* [INSTRUCTIONS TO FOLLOW]:
Using the records that follow, copy every line containing the word "Click".

* [AVAILABLE DATA]:

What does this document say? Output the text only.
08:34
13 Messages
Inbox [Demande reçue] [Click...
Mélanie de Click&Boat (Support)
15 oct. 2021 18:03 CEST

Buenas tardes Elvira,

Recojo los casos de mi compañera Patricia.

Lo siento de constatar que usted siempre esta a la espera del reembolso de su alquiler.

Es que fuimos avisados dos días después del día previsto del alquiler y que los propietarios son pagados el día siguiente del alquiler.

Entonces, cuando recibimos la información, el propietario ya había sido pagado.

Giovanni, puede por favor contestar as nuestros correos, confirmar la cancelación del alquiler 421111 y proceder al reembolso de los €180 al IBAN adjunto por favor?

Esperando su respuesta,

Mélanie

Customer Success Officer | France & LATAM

* [SOLVED EXERCISE]:
Inbox [Demande reçue] [Click...
Mélanie de Click&Boat (Support)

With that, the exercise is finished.